▸ Some records
- - -

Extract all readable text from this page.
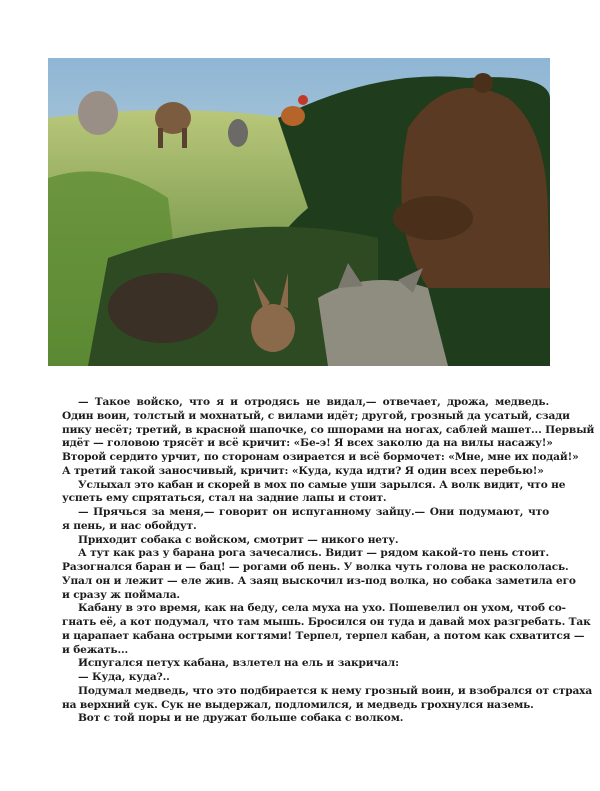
— Такое войско, что я и отродясь не видал,— отвечает, дрожа, медведь.
Один воин, толстый и мохнатый, с вилами идёт; другой, грозный да усатый, сзади
пику несёт; третий, в красной шапочке, со шпорами на ногах, саблей машет... Первый
идёт — головою трясёт и всё кричит: «Бе-э! Я всех заколю да на вилы насажу!»
Второй сердито урчит, по сторонам озирается и всё бормочет: «Мне, мне их подай!»
А третий такой заносчивый, кричит: «Куда, куда идти? Я один всех перебью!»
Услыхал это кабан и скорей в мох по самые уши зарылся. А волк видит, что не
успеть ему спрятаться, стал на задние лапы и стоит.
— Прячься за меня,— говорит он испуганному зайцу.— Они подумают, что
я пень, и нас обойдут.
Приходит собака с войском, смотрит — никого нету.
А тут как раз у барана рога зачесались. Видит — рядом какой-то пень стоит.
Разогнался баран и — бац! — рогами об пень. У волка чуть голова не раскололась.
Упал он и лежит — еле жив. А заяц выскочил из-под волка, но собака заметила его
и сразу ж поймала.
Кабану в это время, как на беду, села муха на ухо. Пошевелил он ухом, чтоб со-
гнать её, а кот подумал, что там мышь. Бросился он туда и давай мох разгребать. Так
и царапает кабана острыми когтями! Терпел, терпел кабан, а потом как схватится —
и бежать...
Испугался петух кабана, взлетел на ель и закричал:
— Куда, куда?..
Подумал медведь, что это подбирается к нему грозный воин, и взобрался от страха
на верхний сук. Сук не выдержал, подломился, и медведь грохнулся наземь.
Вот с той поры и не дружат больше собака с волком.
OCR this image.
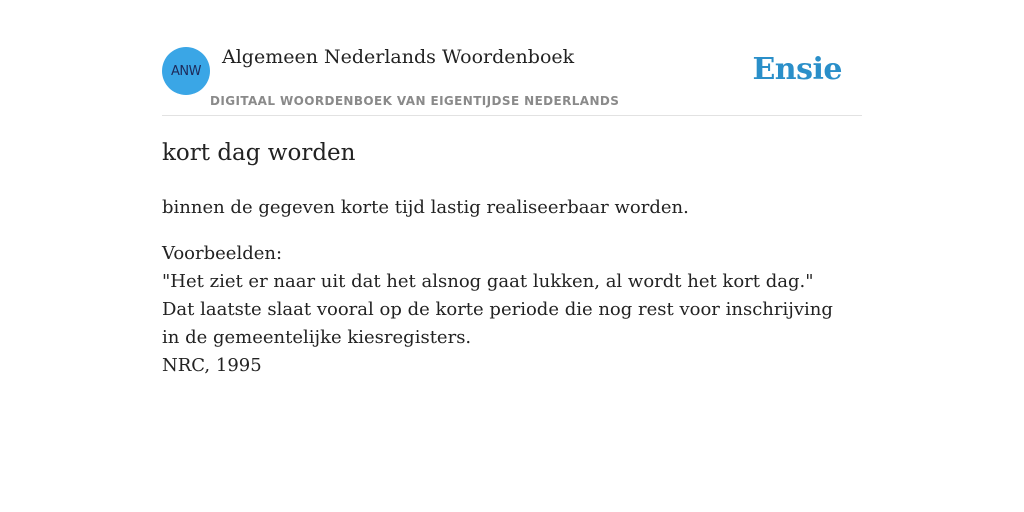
ANW
Algemeen Nederlands Woordenboek
DIGITAAL WOORDENBOEK VAN EIGENTIJDSE NEDERLANDS
Ensie
kort dag worden
binnen de gegeven korte tijd lastig realiseerbaar worden.
Voorbeelden:
"Het ziet er naar uit dat het alsnog gaat lukken, al wordt het kort dag." Dat laatste slaat vooral op de korte periode die nog rest voor inschrijving in de gemeentelijke kiesregisters.
NRC, 1995
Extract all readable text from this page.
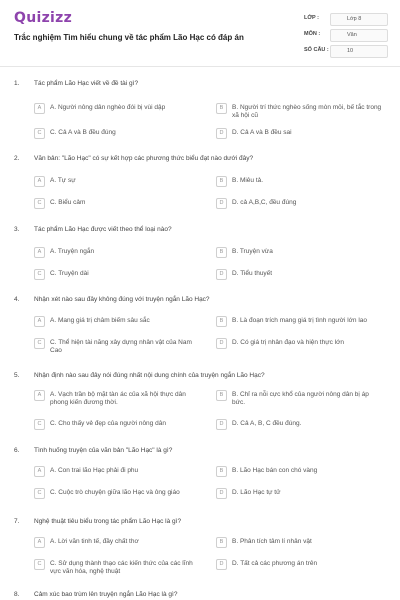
Quizizz
Trắc nghiệm Tìm hiểu chung về tác phẩm Lão Hạc có đáp án
LỚP :	Lớp 8
MÔN :	Văn
SỐ CÂU :	10
1. Tác phẩm Lão Hạc viết về đề tài gì?
A	A. Người nông dân nghèo đói bị vùi dập	B	B. Người trí thức nghèo sống mòn mỏi, bế tắc trong xã hội cũ
C	C. Cả A và B đều đúng	D	D. Cả A và B đều sai
2. Văn bản: "Lão Hạc" có sự kết hợp các phương thức biểu đạt nào dưới đây?
A	A. Tự sự	B	B. Miêu tả.
C	C. Biểu cảm	D	D. cả A,B,C, đều đúng
3. Tác phẩm Lão Hạc được viết theo thể loại nào?
A	A. Truyện ngắn	B	B. Truyện vừa
C	C. Truyện dài	D	D. Tiểu thuyết
4. Nhận xét nào sau đây không đúng với truyện ngắn Lão Hạc?
A	A. Mang giá trị châm biếm sâu sắc	B	B. Là đoạn trích mang giá trị tình người lớn lao
C	C. Thể hiện tài năng xây dựng nhân vật của Nam Cao
D	D. Có giá trị nhân đạo và hiện thực lớn
5. Nhận định nào sau đây nói đúng nhất nội dung chính của truyện ngắn Lão Hạc?
A	A. Vạch trần bộ mặt tàn ác của xã hội thực dân phong kiến đương thời.
B	B. Chỉ ra nỗi cực khổ của người nông dân bị áp bức.
C	C. Cho thấy vẻ đẹp của người nông dân	D	D. Cả A, B, C đều đúng.
6. Tình huống truyện của văn bản "Lão Hạc" là gì?
A	A. Con trai lão Hạc phải đi phu	B	B. Lão Hạc bán con chó vàng
C	C. Cuộc trò chuyện giữa lão Hạc và ông giáo	D	D. Lão Hạc tự tử
7. Nghệ thuật tiêu biểu trong tác phẩm Lão Hạc là gì?
A	A. Lời văn tinh tế, đầy chất thơ	B	B. Phân tích tâm lí nhân vật
C	C. Sử dụng thành thạo các kiến thức của các lĩnh vực văn hóa, nghệ thuật
D	D. Tất cả các phương án trên
8. Cảm xúc bao trùm lên truyện ngắn Lão Hạc là gì?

- - -

▸ Aim of the task
Will you set down the records word for word while leaving out every picture?

▸ Result
Extract all readable text from this page.
— Такое войско, что я и отродясь не видал,— отвечает, дрожа, медведь.
Один воин, толстый и мохнатый, с вилами идёт; другой, грозный да усатый, сзади
пику несёт; третий, в красной шапочке, со шпорами на ногах, саблей машет... Первый
идёт — головою трясёт и всё кричит: «Бе-э! Я всех заколю да на вилы насажу!»
Второй сердито урчит, по сторонам озирается и всё бормочет: «Мне, мне их подай!»
А третий такой заносчивый, кричит: «Куда, куда идти? Я один всех перебью!»
Услыхал это кабан и скорей в мох по самые уши зарылся. А волк видит, что не
успеть ему спрятаться, стал на задние лапы и стоит.
— Прячься за меня,— говорит он испуганному зайцу.— Они подумают, что
я пень, и нас обойдут.
Приходит собака с войском, смотрит — никого нету.
А тут как раз у барана рога зачесались. Видит — рядом какой-то пень стоит.
Разогнался баран и — бац! — рогами об пень. У волка чуть голова не раскололась.
Упал он и лежит — еле жив. А заяц выскочил из-под волка, но собака заметила его
и сразу ж поймала.
Кабану в это время, как на беду, села муха на ухо. Пошевелил он ухом, чтоб со-
гнать её, а кот подумал, что там мышь. Бросился он туда и давай мох разгребать. Так
и царапает кабана острыми когтями! Терпел, терпел кабан, а потом как схватится —
и бежать...
Испугался петух кабана, взлетел на ель и закричал:
— Куда, куда?..
Подумал медведь, что это подбирается к нему грозный воин, и взобрался от страха
на верхний сук. Сук не выдержал, подломился, и медведь грохнулся наземь.
Вот с той поры и не дружат больше собака с волком.
OCR this image.
ANW
Algemeen Nederlands Woordenboek
DIGITAAL WOORDENBOEK VAN EIGENTIJDSE NEDERLANDS
Ensie
kort dag worden
binnen de gegeven korte tijd lastig realiseerbaar worden.
Voorbeelden:
"Het ziet er naar uit dat het alsnog gaat lukken, al wordt het kort dag." Dat laatste slaat vooral op de korte periode die nog rest voor inschrijving in de gemeentelijke kiesregisters.
NRC, 1995
Extract all readable text from this page.
Quizizz
Trắc nghiệm Tìm hiểu chung về tác phẩm Lão Hạc có đáp án
LỚP :	Lớp 8
MÔN :	Văn
SỐ CÂU :	10
1. Tác phẩm Lão Hạc viết về đề tài gì?
A	A. Người nông dân nghèo đói bị vùi dập	B	B. Người trí thức nghèo sống mòn mỏi, bế tắc trong xã hội cũ
C	C. Cả A và B đều đúng	D	D. Cả A và B đều sai
2. Văn bản: "Lão Hạc" có sự kết hợp các phương thức biểu đạt nào dưới đây?
A	A. Tự sự	B	B. Miêu tả.
C	C. Biểu cảm	D	D. cả A,B,C, đều đúng
3. Tác phẩm Lão Hạc được viết theo thể loại nào?
A	A. Truyện ngắn	B	B. Truyện vừa
C	C. Truyện dài	D	D. Tiểu thuyết
4. Nhận xét nào sau đây không đúng với truyện ngắn Lão Hạc?
A	A. Mang giá trị châm biếm sâu sắc	B	B. Là đoạn trích mang giá trị tình người lớn lao
C	C. Thể hiện tài năng xây dựng nhân vật của Nam Cao
D	D. Có giá trị nhân đạo và hiện thực lớn
5. Nhận định nào sau đây nói đúng nhất nội dung chính của truyện ngắn Lão Hạc?
A	A. Vạch trần bộ mặt tàn ác của xã hội thực dân phong kiến đương thời.
B	B. Chỉ ra nỗi cực khổ của người nông dân bị áp bức.
C	C. Cho thấy vẻ đẹp của người nông dân	D	D. Cả A, B, C đều đúng.
6. Tình huống truyện của văn bản "Lão Hạc" là gì?
A	A. Con trai lão Hạc phải đi phu	B	B. Lão Hạc bán con chó vàng
C	C. Cuộc trò chuyện giữa lão Hạc và ông giáo	D	D. Lão Hạc tự tử
7. Nghệ thuật tiêu biểu trong tác phẩm Lão Hạc là gì?
A	A. Lời văn tinh tế, đầy chất thơ	B	B. Phân tích tâm lí nhân vật
C	C. Sử dụng thành thạo các kiến thức của các lĩnh vực văn hóa, nghệ thuật
D	D. Tất cả các phương án trên
8. Cảm xúc bao trùm lên truyện ngắn Lão Hạc là gì?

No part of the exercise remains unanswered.